** Start **

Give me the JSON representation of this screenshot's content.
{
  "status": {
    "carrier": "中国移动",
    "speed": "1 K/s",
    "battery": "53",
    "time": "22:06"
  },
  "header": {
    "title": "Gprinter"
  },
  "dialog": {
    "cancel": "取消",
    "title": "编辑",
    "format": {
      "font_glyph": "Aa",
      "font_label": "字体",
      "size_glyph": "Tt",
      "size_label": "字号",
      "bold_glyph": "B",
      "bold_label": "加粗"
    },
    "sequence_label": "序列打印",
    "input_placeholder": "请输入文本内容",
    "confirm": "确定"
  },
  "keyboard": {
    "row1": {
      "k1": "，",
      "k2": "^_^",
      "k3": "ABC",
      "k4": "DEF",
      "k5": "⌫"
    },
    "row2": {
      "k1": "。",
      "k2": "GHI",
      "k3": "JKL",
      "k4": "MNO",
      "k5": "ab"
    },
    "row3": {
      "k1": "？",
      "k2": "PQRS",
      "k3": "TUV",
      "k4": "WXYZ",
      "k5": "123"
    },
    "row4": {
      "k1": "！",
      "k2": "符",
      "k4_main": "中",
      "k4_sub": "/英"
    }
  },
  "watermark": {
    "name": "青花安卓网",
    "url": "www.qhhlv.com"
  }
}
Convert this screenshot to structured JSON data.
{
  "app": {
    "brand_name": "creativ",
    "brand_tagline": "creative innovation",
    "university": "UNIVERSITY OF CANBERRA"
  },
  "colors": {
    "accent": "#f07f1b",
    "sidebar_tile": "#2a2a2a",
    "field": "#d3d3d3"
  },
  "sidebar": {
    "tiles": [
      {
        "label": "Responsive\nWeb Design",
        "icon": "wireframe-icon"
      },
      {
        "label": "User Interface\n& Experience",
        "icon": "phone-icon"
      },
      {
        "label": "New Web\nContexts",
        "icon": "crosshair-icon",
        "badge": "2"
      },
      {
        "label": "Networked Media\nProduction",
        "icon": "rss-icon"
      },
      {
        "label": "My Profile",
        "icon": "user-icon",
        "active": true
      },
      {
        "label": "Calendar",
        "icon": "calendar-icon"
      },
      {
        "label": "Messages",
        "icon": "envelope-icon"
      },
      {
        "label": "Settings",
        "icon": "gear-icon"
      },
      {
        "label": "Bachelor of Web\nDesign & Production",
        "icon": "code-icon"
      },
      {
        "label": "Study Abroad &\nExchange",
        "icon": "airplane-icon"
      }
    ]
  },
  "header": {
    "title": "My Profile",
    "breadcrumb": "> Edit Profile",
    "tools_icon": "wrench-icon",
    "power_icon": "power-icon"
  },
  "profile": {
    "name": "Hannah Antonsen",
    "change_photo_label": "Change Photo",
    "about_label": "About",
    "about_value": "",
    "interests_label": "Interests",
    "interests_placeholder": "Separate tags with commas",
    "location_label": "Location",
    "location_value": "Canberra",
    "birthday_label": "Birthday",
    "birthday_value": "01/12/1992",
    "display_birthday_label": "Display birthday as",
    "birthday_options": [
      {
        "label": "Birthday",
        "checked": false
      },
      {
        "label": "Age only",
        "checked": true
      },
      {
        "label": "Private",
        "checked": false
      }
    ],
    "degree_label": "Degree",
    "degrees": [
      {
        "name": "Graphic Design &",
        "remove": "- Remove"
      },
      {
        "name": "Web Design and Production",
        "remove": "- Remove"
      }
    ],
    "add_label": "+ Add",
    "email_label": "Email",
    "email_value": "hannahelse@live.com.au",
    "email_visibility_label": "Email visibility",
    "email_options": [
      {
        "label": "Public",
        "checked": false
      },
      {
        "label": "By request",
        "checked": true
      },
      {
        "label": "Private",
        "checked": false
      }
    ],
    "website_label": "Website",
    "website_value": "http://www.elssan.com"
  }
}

** End **

*PROBLEM TO SOLVE*: Copy each line of the data exactly, leaving nothing out.

*WRITTEN ANSWER*:
Give me the JSON representation of this screenshot's content.
{
  "status": {
    "carrier": "中国移动",
    "speed": "1 K/s",
    "battery": "53",
    "time": "22:06"
  },
  "header": {
    "title": "Gprinter"
  },
  "dialog": {
    "cancel": "取消",
    "title": "编辑",
    "format": {
      "font_glyph": "Aa",
      "font_label": "字体",
      "size_glyph": "Tt",
      "size_label": "字号",
      "bold_glyph": "B",
      "bold_label": "加粗"
    },
    "sequence_label": "序列打印",
    "input_placeholder": "请输入文本内容",
    "confirm": "确定"
  },
  "keyboard": {
    "row1": {
      "k1": "，",
      "k2": "^_^",
      "k3": "ABC",
      "k4": "DEF",
      "k5": "⌫"
    },
    "row2": {
      "k1": "。",
      "k2": "GHI",
      "k3": "JKL",
      "k4": "MNO",
      "k5": "ab"
    },
    "row3": {
      "k1": "？",
      "k2": "PQRS",
      "k3": "TUV",
      "k4": "WXYZ",
      "k5": "123"
    },
    "row4": {
      "k1": "！",
      "k2": "符",
      "k4_main": "中",
      "k4_sub": "/英"
    }
  },
  "watermark": {
    "name": "青花安卓网",
    "url": "www.qhhlv.com"
  }
}
Convert this screenshot to structured JSON data.
{
  "app": {
    "brand_name": "creativ",
    "brand_tagline": "creative innovation",
    "university": "UNIVERSITY OF CANBERRA"
  },
  "colors": {
    "accent": "#f07f1b",
    "sidebar_tile": "#2a2a2a",
    "field": "#d3d3d3"
  },
  "sidebar": {
    "tiles": [
      {
        "label": "Responsive\nWeb Design",
        "icon": "wireframe-icon"
      },
      {
        "label": "User Interface\n& Experience",
        "icon": "phone-icon"
      },
      {
        "label": "New Web\nContexts",
        "icon": "crosshair-icon",
        "badge": "2"
      },
      {
        "label": "Networked Media\nProduction",
        "icon": "rss-icon"
      },
      {
        "label": "My Profile",
        "icon": "user-icon",
        "active": true
      },
      {
        "label": "Calendar",
        "icon": "calendar-icon"
      },
      {
        "label": "Messages",
        "icon": "envelope-icon"
      },
      {
        "label": "Settings",
        "icon": "gear-icon"
      },
      {
        "label": "Bachelor of Web\nDesign & Production",
        "icon": "code-icon"
      },
      {
        "label": "Study Abroad &\nExchange",
        "icon": "airplane-icon"
      }
    ]
  },
  "header": {
    "title": "My Profile",
    "breadcrumb": "> Edit Profile",
    "tools_icon": "wrench-icon",
    "power_icon": "power-icon"
  },
  "profile": {
    "name": "Hannah Antonsen",
    "change_photo_label": "Change Photo",
    "about_label": "About",
    "about_value": "",
    "interests_label": "Interests",
    "interests_placeholder": "Separate tags with commas",
    "location_label": "Location",
    "location_value": "Canberra",
    "birthday_label": "Birthday",
    "birthday_value": "01/12/1992",
    "display_birthday_label": "Display birthday as",
    "birthday_options": [
      {
        "label": "Birthday",
        "checked": false
      },
      {
        "label": "Age only",
        "checked": true
      },
      {
        "label": "Private",
        "checked": false
      }
    ],
    "degree_label": "Degree",
    "degrees": [
      {
        "name": "Graphic Design &",
        "remove": "- Remove"
      },
      {
        "name": "Web Design and Production",
        "remove": "- Remove"
      }
    ],
    "add_label": "+ Add",
    "email_label": "Email",
    "email_value": "hannahelse@live.com.au",
    "email_visibility_label": "Email visibility",
    "email_options": [
      {
        "label": "Public",
        "checked": false
      },
      {
        "label": "By request",
        "checked": true
      },
      {
        "label": "Private",
        "checked": false
      }
    ],
    "website_label": "Website",
    "website_value": "http://www.elssan.com"
  }
}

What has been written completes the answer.